GIVEN EXERCISE:
Tally up the lines that include "region" and state that number by itself.

>>>

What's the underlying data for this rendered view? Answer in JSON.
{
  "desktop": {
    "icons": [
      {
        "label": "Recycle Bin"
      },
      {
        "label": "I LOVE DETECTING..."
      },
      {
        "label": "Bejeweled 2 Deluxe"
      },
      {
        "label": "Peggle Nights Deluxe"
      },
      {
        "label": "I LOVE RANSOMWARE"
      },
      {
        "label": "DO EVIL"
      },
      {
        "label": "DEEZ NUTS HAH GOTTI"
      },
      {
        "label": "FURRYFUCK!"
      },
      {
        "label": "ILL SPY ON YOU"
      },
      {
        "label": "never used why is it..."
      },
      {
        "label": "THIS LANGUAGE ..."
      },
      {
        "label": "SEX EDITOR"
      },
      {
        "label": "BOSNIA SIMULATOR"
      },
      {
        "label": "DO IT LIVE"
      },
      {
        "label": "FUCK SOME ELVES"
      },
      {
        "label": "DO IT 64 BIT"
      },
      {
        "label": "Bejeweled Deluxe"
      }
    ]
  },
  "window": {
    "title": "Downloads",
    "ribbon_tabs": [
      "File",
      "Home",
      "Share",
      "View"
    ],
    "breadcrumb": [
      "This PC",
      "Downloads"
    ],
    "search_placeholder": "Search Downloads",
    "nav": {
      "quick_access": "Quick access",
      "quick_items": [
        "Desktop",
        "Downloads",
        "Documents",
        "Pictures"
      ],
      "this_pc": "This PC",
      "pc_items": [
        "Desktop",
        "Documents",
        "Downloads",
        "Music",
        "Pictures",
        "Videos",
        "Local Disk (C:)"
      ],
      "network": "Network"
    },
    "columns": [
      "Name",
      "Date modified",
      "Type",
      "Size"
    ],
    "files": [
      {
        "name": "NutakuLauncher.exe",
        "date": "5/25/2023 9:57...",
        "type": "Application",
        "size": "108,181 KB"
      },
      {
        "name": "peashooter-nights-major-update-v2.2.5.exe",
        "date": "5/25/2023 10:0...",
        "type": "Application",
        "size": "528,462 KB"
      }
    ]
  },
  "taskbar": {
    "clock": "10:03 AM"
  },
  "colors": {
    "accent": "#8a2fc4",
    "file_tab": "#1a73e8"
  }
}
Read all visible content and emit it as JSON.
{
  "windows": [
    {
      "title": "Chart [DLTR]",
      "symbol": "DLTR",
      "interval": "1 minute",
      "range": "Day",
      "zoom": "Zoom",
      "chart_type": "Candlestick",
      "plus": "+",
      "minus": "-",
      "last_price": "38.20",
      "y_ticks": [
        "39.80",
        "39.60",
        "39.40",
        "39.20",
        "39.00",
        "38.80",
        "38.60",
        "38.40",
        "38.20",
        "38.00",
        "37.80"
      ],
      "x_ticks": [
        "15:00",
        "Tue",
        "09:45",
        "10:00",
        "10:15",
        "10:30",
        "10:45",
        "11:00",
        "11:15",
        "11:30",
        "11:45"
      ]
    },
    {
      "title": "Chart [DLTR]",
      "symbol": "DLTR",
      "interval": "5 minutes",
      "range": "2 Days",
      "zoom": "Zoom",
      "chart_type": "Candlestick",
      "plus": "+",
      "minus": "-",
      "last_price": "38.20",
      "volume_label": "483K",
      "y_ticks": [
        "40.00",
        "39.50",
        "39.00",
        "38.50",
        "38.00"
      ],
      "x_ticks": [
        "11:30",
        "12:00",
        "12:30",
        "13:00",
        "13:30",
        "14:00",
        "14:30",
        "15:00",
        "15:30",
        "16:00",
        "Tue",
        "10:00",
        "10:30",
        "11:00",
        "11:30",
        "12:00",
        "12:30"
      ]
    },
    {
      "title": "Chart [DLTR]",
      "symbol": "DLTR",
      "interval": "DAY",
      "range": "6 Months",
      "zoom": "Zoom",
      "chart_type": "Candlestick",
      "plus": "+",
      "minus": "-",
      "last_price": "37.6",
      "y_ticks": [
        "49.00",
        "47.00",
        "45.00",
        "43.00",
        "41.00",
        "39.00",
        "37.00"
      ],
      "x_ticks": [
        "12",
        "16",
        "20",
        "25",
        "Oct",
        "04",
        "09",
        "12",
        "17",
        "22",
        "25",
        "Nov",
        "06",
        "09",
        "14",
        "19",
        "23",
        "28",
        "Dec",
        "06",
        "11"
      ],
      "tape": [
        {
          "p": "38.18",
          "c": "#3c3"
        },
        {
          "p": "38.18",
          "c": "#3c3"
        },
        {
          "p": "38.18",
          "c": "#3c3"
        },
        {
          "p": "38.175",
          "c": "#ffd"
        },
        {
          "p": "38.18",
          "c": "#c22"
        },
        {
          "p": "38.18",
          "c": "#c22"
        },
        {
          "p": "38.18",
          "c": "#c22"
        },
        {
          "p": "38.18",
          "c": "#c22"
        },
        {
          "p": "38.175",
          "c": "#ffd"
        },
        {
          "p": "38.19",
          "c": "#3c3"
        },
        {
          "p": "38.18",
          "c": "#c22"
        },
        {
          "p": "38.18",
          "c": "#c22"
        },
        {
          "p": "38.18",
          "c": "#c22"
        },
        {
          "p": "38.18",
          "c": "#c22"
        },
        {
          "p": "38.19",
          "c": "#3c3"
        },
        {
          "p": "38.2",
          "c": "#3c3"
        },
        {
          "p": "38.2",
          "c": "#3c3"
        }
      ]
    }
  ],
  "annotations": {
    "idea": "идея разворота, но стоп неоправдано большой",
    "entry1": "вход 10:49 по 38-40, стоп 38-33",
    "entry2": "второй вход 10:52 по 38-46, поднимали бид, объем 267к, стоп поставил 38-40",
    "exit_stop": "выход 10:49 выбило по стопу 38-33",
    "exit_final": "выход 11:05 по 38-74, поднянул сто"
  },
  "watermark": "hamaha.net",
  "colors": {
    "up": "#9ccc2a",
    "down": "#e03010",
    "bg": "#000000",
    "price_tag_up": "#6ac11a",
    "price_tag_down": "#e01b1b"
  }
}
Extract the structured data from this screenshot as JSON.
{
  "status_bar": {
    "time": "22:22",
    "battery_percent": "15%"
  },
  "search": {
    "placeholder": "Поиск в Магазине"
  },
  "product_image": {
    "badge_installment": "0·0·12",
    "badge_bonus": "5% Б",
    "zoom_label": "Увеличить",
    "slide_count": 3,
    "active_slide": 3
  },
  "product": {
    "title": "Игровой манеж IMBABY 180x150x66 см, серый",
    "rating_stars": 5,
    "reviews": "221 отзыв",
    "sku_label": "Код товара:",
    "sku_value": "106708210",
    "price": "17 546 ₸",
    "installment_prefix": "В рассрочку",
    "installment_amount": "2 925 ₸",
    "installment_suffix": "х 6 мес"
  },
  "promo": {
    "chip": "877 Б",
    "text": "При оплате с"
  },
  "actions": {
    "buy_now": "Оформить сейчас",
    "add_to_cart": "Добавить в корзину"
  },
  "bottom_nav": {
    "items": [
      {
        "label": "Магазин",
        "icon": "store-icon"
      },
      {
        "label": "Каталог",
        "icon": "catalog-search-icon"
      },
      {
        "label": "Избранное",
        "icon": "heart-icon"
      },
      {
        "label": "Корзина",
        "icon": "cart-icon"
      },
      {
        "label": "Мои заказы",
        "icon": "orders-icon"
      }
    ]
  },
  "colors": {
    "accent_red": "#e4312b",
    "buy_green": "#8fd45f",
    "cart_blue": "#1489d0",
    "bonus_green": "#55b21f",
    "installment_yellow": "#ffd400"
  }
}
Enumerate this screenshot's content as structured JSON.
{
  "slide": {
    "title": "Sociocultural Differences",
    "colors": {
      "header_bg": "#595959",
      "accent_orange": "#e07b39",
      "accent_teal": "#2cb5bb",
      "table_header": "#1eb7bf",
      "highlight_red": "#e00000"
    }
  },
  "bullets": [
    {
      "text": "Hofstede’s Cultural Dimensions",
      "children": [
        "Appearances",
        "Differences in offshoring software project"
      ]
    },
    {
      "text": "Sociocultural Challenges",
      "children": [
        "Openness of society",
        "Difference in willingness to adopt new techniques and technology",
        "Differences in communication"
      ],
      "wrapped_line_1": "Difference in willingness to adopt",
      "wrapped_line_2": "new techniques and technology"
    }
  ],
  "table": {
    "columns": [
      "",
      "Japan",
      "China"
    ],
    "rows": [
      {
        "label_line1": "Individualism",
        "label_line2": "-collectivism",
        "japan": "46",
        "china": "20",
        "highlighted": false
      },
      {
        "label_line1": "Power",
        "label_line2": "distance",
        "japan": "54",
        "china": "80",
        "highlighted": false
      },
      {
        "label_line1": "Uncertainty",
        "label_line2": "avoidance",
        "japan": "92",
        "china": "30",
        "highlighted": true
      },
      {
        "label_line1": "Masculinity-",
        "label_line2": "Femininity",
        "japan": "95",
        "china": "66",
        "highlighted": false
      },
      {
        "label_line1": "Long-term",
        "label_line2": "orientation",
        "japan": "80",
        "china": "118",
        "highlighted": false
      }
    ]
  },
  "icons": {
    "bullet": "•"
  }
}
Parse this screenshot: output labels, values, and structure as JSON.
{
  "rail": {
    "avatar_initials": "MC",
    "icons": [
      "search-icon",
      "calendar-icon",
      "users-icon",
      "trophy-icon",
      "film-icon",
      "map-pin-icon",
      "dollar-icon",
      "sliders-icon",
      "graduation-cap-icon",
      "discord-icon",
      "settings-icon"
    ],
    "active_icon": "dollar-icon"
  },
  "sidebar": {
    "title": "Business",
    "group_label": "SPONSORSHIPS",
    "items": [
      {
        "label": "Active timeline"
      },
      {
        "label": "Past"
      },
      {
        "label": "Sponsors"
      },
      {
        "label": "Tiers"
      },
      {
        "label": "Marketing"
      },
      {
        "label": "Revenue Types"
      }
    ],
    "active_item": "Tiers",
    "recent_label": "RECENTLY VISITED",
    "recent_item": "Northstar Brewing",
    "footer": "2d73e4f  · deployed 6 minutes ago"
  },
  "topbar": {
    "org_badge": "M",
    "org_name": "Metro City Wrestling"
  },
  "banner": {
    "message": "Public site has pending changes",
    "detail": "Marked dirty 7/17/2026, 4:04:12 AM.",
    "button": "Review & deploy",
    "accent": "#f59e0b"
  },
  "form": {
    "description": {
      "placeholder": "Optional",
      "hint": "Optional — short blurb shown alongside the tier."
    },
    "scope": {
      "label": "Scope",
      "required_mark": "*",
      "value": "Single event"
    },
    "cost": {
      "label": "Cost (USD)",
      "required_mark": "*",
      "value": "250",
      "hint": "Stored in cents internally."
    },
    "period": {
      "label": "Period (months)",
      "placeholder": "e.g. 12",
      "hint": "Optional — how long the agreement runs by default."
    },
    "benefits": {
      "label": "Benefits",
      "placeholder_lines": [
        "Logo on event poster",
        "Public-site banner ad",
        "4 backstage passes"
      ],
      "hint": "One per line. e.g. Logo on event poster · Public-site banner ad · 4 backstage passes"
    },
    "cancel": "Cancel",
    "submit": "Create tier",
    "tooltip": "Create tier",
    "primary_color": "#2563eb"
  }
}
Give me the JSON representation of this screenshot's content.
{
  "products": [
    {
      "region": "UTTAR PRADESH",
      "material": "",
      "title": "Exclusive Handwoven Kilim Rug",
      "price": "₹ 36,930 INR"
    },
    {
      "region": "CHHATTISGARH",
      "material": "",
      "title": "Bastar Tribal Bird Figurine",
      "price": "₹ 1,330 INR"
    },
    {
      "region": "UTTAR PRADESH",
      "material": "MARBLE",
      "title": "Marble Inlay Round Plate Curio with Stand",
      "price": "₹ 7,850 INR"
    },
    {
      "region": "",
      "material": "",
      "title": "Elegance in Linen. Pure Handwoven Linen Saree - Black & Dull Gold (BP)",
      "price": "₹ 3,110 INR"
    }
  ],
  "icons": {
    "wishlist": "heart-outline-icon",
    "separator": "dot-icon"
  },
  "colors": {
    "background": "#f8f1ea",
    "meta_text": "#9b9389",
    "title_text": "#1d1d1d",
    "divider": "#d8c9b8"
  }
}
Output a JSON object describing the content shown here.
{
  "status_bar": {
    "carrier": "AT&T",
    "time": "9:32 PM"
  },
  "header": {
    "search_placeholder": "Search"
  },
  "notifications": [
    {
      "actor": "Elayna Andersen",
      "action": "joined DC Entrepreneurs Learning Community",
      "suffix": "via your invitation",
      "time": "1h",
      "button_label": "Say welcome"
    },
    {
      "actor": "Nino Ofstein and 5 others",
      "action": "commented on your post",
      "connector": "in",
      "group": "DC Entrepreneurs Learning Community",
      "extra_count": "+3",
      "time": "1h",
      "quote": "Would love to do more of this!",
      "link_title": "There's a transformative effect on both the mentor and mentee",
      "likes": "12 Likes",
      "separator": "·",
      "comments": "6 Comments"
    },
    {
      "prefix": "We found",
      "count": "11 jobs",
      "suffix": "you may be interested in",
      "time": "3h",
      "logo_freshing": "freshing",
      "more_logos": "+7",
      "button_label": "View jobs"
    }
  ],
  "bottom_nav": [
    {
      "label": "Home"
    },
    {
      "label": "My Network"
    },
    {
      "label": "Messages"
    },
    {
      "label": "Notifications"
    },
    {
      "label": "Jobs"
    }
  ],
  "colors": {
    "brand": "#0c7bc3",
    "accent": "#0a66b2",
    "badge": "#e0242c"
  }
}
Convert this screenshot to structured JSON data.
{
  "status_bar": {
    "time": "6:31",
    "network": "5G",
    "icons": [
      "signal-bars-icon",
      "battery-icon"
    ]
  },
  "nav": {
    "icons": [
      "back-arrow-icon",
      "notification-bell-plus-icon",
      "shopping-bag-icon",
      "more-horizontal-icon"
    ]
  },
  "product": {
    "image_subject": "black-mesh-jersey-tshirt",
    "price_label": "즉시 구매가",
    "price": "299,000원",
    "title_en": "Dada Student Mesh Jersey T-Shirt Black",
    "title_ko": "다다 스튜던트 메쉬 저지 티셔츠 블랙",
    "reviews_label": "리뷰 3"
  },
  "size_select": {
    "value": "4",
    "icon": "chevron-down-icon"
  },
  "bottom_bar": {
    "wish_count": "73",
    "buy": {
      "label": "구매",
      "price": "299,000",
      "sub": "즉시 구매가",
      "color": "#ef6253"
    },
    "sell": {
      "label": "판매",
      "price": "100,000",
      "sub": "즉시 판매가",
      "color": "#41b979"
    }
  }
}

<<<

RESPONSE TO THIS EXERCISE:
4